“Guaíba não pode ficar à sombra de uma fábrica”, dizem militantes do PSOL e ativistas

O PSOL de Guaíba se reuniu no último domingo (29) para discutir projetos políticos e as necessidade da região com o deputado estadual Pedro Ruas e com a vereadora de Porto Alegre Fernanda Melchionna. O grupo foi formado por cerca de vinte militantes e também ativistas com trajetórias em áreas como cultura, ambientalismo, ocupações e educação.


Os moradores de Guaíba e militantes do PSOL destacaram como uma das questões urgentes as dificuldades trazidas pela falta de uma maternidade na região. Desde o fechamento do Hospital Nossa Senhora do Livramento em 2015, o município se transformou em um local em que ninguém nasce em maternidade pública, colocando em risco as vidas de mães e crianças. Apesar de ter 100 mil habitantes, Guaíba possui o maior déficit de leitos hospitalares do Rio Grande do Sul.

O que se pede:
#1 Responda com base na notícia sobre o PSOL de Guaíba:
(a) Em que dia o PSOL de Guaíba se reuniu?
(b) Cerca de quantos militantes formavam o grupo?
(c) Em que ano fechou o Hospital Nossa Senhora do Livramento?
#2 Reescreva o trecho da notícia de "O PSOL de Guaíba" a "ocupações e educação.", trocando "domingo" por "sábado".
#3 Por que, segundo a notícia, a falta de uma maternidade na região de Guaíba é uma questão urgente?

Informações extraídas:
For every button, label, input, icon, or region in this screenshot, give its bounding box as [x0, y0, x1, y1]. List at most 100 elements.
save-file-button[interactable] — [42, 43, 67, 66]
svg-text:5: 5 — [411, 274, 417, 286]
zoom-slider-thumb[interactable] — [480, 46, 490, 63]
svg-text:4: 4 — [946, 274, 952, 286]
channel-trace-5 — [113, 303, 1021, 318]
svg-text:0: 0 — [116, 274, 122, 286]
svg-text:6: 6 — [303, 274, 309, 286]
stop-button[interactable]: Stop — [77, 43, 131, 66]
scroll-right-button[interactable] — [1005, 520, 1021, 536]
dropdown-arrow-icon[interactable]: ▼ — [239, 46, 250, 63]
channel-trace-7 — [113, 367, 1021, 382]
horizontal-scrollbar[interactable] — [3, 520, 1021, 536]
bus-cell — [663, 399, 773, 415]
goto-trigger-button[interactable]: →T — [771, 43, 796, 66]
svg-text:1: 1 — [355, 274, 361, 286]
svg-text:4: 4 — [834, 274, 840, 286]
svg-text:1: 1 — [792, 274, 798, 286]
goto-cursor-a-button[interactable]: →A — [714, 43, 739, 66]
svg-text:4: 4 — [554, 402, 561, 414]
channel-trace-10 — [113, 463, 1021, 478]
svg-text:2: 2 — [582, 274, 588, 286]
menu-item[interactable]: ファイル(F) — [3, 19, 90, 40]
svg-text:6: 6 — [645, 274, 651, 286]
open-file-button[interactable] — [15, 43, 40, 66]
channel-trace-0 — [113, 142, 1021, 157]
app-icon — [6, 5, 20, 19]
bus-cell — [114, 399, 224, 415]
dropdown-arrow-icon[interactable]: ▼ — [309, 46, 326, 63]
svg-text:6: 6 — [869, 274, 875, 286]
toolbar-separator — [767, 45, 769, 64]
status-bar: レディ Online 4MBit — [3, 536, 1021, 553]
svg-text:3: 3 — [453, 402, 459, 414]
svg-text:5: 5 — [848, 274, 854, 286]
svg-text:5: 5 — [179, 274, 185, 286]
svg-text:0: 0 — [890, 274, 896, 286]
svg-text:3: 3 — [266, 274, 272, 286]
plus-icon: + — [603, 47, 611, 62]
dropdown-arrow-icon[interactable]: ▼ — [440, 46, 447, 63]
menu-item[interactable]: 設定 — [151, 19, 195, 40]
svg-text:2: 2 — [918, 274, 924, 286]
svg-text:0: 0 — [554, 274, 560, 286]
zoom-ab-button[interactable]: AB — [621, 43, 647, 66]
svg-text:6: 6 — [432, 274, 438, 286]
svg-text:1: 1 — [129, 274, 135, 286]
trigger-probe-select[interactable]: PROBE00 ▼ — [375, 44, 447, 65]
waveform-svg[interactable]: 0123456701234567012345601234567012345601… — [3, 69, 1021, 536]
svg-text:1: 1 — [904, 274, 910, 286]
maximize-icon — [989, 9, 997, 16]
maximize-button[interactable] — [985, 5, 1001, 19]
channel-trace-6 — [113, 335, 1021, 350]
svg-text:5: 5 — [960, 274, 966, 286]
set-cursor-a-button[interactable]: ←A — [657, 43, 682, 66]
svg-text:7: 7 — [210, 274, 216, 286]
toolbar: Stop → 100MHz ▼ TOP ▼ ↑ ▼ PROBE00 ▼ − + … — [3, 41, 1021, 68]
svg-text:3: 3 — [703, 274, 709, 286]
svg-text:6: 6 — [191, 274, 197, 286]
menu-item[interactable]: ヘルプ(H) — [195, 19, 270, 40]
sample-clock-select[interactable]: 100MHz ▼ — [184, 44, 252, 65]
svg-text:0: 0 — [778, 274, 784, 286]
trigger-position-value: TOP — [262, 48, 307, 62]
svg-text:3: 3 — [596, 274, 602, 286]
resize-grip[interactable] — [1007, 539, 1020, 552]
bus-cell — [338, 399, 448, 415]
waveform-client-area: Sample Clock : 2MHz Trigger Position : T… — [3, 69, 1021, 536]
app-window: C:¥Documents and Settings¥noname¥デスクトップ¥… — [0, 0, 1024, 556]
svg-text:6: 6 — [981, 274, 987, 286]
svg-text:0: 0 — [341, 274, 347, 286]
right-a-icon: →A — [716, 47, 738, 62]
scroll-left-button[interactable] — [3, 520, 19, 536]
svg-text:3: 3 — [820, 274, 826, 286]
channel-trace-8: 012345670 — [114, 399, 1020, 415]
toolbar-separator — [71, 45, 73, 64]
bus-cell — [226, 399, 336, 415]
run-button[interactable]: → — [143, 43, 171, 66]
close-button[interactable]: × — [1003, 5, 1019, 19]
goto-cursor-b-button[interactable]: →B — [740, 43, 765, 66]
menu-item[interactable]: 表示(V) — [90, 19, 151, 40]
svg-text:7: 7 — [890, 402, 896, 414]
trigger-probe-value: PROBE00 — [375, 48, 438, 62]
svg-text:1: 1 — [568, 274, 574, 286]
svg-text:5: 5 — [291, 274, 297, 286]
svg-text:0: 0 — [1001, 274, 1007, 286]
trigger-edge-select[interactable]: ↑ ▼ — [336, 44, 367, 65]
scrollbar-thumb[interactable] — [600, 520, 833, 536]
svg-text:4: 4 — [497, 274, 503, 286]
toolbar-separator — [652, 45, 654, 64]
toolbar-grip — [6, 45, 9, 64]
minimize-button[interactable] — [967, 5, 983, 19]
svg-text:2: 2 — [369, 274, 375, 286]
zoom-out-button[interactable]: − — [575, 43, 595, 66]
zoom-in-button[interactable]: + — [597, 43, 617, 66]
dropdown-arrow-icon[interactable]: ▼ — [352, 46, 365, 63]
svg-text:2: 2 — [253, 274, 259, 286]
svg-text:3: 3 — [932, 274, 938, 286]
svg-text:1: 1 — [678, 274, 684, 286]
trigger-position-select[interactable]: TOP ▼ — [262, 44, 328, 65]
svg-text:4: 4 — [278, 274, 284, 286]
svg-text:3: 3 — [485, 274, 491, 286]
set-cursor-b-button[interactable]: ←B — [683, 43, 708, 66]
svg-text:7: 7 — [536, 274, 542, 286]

Respostas:
#1
(a) No domingo (29).
(b) Cerca de vinte.
(c) Em 2015.

#2
O PSOL de Guaíba se reuniu no último sábado (29) para discutir projetos políticos e as necessidade da região com o deputado estadual Pedro Ruas e com a vereadora de Porto Alegre Fernanda Melchionna. O grupo foi formado por cerca de vinte militantes e também ativistas com trajetórias em áreas como cultura, ambientalismo, ocupações e educação.

#3 Desde o fechamento do Hospital Nossa Senhora do Livramento, em 2015, ninguém nasce em maternidade pública no município. Isso coloca em risco as vidas de mães e crianças.